Please print all of the material below, word for word.

Stored data
■ ■ ■ ■ ■
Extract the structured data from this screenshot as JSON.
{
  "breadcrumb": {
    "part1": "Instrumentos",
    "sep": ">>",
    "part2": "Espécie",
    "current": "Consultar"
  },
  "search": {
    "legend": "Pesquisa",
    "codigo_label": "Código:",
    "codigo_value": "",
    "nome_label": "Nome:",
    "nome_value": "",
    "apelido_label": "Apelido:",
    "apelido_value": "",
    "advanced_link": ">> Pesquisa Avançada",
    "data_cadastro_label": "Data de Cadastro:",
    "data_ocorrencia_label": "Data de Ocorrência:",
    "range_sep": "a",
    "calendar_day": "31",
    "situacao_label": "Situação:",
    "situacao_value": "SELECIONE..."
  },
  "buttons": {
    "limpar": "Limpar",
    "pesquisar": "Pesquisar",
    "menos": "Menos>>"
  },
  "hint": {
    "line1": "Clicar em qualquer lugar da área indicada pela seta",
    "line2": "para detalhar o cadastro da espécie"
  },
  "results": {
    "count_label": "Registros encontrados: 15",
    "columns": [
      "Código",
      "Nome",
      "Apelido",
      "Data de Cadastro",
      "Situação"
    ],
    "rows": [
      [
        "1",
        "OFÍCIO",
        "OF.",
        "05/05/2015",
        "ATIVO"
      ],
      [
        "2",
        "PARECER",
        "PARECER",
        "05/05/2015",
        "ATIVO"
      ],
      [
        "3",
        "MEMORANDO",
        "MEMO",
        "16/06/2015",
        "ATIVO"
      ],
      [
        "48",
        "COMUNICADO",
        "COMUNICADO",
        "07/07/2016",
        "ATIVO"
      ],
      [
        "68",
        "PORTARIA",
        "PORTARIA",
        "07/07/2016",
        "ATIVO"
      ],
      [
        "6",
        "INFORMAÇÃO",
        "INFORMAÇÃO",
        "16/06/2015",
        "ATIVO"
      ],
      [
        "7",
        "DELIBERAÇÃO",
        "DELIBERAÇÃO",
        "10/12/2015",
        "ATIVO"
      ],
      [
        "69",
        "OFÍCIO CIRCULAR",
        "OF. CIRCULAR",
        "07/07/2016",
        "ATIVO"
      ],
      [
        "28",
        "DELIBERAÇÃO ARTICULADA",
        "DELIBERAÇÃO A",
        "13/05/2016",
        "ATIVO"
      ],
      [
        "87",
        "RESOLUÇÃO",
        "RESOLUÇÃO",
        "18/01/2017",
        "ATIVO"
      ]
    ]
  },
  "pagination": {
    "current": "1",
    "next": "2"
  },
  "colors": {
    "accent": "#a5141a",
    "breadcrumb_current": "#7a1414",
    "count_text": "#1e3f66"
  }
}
■ ■ ■ ■ ■
→ **Response to this task**:
Extract the structured data from this screenshot as JSON.
{
  "breadcrumb": {
    "part1": "Instrumentos",
    "sep": ">>",
    "part2": "Espécie",
    "current": "Consultar"
  },
  "search": {
    "legend": "Pesquisa",
    "codigo_label": "Código:",
    "codigo_value": "",
    "nome_label": "Nome:",
    "nome_value": "",
    "apelido_label": "Apelido:",
    "apelido_value": "",
    "advanced_link": ">> Pesquisa Avançada",
    "data_cadastro_label": "Data de Cadastro:",
    "data_ocorrencia_label": "Data de Ocorrência:",
    "range_sep": "a",
    "calendar_day": "31",
    "situacao_label": "Situação:",
    "situacao_value": "SELECIONE..."
  },
  "buttons": {
    "limpar": "Limpar",
    "pesquisar": "Pesquisar",
    "menos": "Menos>>"
  },
  "hint": {
    "line1": "Clicar em qualquer lugar da área indicada pela seta",
    "line2": "para detalhar o cadastro da espécie"
  },
  "results": {
    "count_label": "Registros encontrados: 15",
    "columns": [
      "Código",
      "Nome",
      "Apelido",
      "Data de Cadastro",
      "Situação"
    ],
    "rows": [
      [
        "1",
        "OFÍCIO",
        "OF.",
        "05/05/2015",
        "ATIVO"
      ],
      [
        "2",
        "PARECER",
        "PARECER",
        "05/05/2015",
        "ATIVO"
      ],
      [
        "3",
        "MEMORANDO",
        "MEMO",
        "16/06/2015",
        "ATIVO"
      ],
      [
        "48",
        "COMUNICADO",
        "COMUNICADO",
        "07/07/2016",
        "ATIVO"
      ],
      [
        "68",
        "PORTARIA",
        "PORTARIA",
        "07/07/2016",
        "ATIVO"
      ],
      [
        "6",
        "INFORMAÇÃO",
        "INFORMAÇÃO",
        "16/06/2015",
        "ATIVO"
      ],
      [
        "7",
        "DELIBERAÇÃO",
        "DELIBERAÇÃO",
        "10/12/2015",
        "ATIVO"
      ],
      [
        "69",
        "OFÍCIO CIRCULAR",
        "OF. CIRCULAR",
        "07/07/2016",
        "ATIVO"
      ],
      [
        "28",
        "DELIBERAÇÃO ARTICULADA",
        "DELIBERAÇÃO A",
        "13/05/2016",
        "ATIVO"
      ],
      [
        "87",
        "RESOLUÇÃO",
        "RESOLUÇÃO",
        "18/01/2017",
        "ATIVO"
      ]
    ]
  },
  "pagination": {
    "current": "1",
    "next": "2"
  },
  "colors": {
    "accent": "#a5141a",
    "breadcrumb_current": "#7a1414",
    "count_text": "#1e3f66"
  }
}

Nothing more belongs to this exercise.